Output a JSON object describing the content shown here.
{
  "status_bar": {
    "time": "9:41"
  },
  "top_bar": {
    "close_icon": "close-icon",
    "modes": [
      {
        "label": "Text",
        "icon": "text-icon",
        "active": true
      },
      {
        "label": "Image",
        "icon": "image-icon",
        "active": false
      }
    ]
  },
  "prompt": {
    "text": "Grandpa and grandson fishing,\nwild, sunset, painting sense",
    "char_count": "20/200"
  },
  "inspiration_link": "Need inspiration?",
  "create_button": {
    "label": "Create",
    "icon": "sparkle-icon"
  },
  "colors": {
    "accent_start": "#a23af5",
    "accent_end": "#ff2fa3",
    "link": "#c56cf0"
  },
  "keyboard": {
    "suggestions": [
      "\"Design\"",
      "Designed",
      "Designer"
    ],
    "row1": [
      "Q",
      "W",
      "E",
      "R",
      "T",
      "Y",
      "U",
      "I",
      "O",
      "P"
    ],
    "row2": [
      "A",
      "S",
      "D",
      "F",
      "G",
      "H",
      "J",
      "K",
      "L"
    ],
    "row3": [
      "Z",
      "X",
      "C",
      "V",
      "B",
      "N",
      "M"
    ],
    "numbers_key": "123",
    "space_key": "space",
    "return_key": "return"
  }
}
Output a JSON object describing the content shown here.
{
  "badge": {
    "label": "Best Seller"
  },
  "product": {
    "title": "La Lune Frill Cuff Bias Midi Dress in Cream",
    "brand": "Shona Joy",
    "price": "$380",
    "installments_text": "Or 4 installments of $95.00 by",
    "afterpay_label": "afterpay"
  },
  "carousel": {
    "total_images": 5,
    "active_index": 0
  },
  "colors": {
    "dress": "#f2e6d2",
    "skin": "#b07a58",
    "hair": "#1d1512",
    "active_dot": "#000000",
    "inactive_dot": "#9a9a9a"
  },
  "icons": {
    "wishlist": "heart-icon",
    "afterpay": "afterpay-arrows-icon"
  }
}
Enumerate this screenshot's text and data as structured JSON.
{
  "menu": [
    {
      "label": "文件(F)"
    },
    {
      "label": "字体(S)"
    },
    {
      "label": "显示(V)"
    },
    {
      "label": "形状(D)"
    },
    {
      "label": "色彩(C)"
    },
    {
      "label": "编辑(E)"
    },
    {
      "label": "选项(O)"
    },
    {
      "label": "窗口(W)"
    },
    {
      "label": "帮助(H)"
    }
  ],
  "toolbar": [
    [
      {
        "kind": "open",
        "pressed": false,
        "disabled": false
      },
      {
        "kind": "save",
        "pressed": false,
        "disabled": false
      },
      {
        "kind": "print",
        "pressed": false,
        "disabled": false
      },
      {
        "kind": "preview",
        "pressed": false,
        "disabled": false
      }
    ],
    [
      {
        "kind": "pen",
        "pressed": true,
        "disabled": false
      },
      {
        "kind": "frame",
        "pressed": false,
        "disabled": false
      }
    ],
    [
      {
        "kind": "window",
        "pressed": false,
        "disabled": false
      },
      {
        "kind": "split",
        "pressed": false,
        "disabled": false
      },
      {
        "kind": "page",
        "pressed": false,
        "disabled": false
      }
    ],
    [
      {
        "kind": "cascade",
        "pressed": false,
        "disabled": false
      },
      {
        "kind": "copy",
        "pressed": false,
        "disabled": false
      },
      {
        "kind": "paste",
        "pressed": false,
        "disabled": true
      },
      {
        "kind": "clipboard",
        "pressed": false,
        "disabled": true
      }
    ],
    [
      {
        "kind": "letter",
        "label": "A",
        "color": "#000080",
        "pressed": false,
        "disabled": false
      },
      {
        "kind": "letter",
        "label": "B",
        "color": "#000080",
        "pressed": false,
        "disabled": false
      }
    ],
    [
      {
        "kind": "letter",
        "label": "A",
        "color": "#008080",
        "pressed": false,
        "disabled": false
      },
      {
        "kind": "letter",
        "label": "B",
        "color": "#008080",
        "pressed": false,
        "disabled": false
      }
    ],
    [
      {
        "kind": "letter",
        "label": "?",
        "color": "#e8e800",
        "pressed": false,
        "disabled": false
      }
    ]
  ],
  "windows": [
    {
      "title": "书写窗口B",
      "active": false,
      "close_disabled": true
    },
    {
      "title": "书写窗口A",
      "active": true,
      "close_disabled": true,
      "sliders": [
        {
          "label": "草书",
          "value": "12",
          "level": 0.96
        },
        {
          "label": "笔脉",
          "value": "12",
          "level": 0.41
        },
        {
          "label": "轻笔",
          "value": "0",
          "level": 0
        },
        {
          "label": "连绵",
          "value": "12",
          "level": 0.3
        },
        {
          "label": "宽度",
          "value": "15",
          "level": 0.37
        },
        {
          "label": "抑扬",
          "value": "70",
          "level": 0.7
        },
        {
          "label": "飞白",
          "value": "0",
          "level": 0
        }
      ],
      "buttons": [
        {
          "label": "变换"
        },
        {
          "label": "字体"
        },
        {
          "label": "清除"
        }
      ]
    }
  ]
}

····················

DIRECTIONS: Copy the data above in full, character for character.

FINAL RESULT:
Output a JSON object describing the content shown here.
{
  "status_bar": {
    "time": "9:41"
  },
  "top_bar": {
    "close_icon": "close-icon",
    "modes": [
      {
        "label": "Text",
        "icon": "text-icon",
        "active": true
      },
      {
        "label": "Image",
        "icon": "image-icon",
        "active": false
      }
    ]
  },
  "prompt": {
    "text": "Grandpa and grandson fishing,\nwild, sunset, painting sense",
    "char_count": "20/200"
  },
  "inspiration_link": "Need inspiration?",
  "create_button": {
    "label": "Create",
    "icon": "sparkle-icon"
  },
  "colors": {
    "accent_start": "#a23af5",
    "accent_end": "#ff2fa3",
    "link": "#c56cf0"
  },
  "keyboard": {
    "suggestions": [
      "\"Design\"",
      "Designed",
      "Designer"
    ],
    "row1": [
      "Q",
      "W",
      "E",
      "R",
      "T",
      "Y",
      "U",
      "I",
      "O",
      "P"
    ],
    "row2": [
      "A",
      "S",
      "D",
      "F",
      "G",
      "H",
      "J",
      "K",
      "L"
    ],
    "row3": [
      "Z",
      "X",
      "C",
      "V",
      "B",
      "N",
      "M"
    ],
    "numbers_key": "123",
    "space_key": "space",
    "return_key": "return"
  }
}
Output a JSON object describing the content shown here.
{
  "badge": {
    "label": "Best Seller"
  },
  "product": {
    "title": "La Lune Frill Cuff Bias Midi Dress in Cream",
    "brand": "Shona Joy",
    "price": "$380",
    "installments_text": "Or 4 installments of $95.00 by",
    "afterpay_label": "afterpay"
  },
  "carousel": {
    "total_images": 5,
    "active_index": 0
  },
  "colors": {
    "dress": "#f2e6d2",
    "skin": "#b07a58",
    "hair": "#1d1512",
    "active_dot": "#000000",
    "inactive_dot": "#9a9a9a"
  },
  "icons": {
    "wishlist": "heart-icon",
    "afterpay": "afterpay-arrows-icon"
  }
}
Enumerate this screenshot's text and data as structured JSON.
{
  "menu": [
    {
      "label": "文件(F)"
    },
    {
      "label": "字体(S)"
    },
    {
      "label": "显示(V)"
    },
    {
      "label": "形状(D)"
    },
    {
      "label": "色彩(C)"
    },
    {
      "label": "编辑(E)"
    },
    {
      "label": "选项(O)"
    },
    {
      "label": "窗口(W)"
    },
    {
      "label": "帮助(H)"
    }
  ],
  "toolbar": [
    [
      {
        "kind": "open",
        "pressed": false,
        "disabled": false
      },
      {
        "kind": "save",
        "pressed": false,
        "disabled": false
      },
      {
        "kind": "print",
        "pressed": false,
        "disabled": false
      },
      {
        "kind": "preview",
        "pressed": false,
        "disabled": false
      }
    ],
    [
      {
        "kind": "pen",
        "pressed": true,
        "disabled": false
      },
      {
        "kind": "frame",
        "pressed": false,
        "disabled": false
      }
    ],
    [
      {
        "kind": "window",
        "pressed": false,
        "disabled": false
      },
      {
        "kind": "split",
        "pressed": false,
        "disabled": false
      },
      {
        "kind": "page",
        "pressed": false,
        "disabled": false
      }
    ],
    [
      {
        "kind": "cascade",
        "pressed": false,
        "disabled": false
      },
      {
        "kind": "copy",
        "pressed": false,
        "disabled": false
      },
      {
        "kind": "paste",
        "pressed": false,
        "disabled": true
      },
      {
        "kind": "clipboard",
        "pressed": false,
        "disabled": true
      }
    ],
    [
      {
        "kind": "letter",
        "label": "A",
        "color": "#000080",
        "pressed": false,
        "disabled": false
      },
      {
        "kind": "letter",
        "label": "B",
        "color": "#000080",
        "pressed": false,
        "disabled": false
      }
    ],
    [
      {
        "kind": "letter",
        "label": "A",
        "color": "#008080",
        "pressed": false,
        "disabled": false
      },
      {
        "kind": "letter",
        "label": "B",
        "color": "#008080",
        "pressed": false,
        "disabled": false
      }
    ],
    [
      {
        "kind": "letter",
        "label": "?",
        "color": "#e8e800",
        "pressed": false,
        "disabled": false
      }
    ]
  ],
  "windows": [
    {
      "title": "书写窗口B",
      "active": false,
      "close_disabled": true
    },
    {
      "title": "书写窗口A",
      "active": true,
      "close_disabled": true,
      "sliders": [
        {
          "label": "草书",
          "value": "12",
          "level": 0.96
        },
        {
          "label": "笔脉",
          "value": "12",
          "level": 0.41
        },
        {
          "label": "轻笔",
          "value": "0",
          "level": 0
        },
        {
          "label": "连绵",
          "value": "12",
          "level": 0.3
        },
        {
          "label": "宽度",
          "value": "15",
          "level": 0.37
        },
        {
          "label": "抑扬",
          "value": "70",
          "level": 0.7
        },
        {
          "label": "飞白",
          "value": "0",
          "level": 0
        }
      ],
      "buttons": [
        {
          "label": "变换"
        },
        {
          "label": "字体"
        },
        {
          "label": "清除"
        }
      ]
    }
  ]
}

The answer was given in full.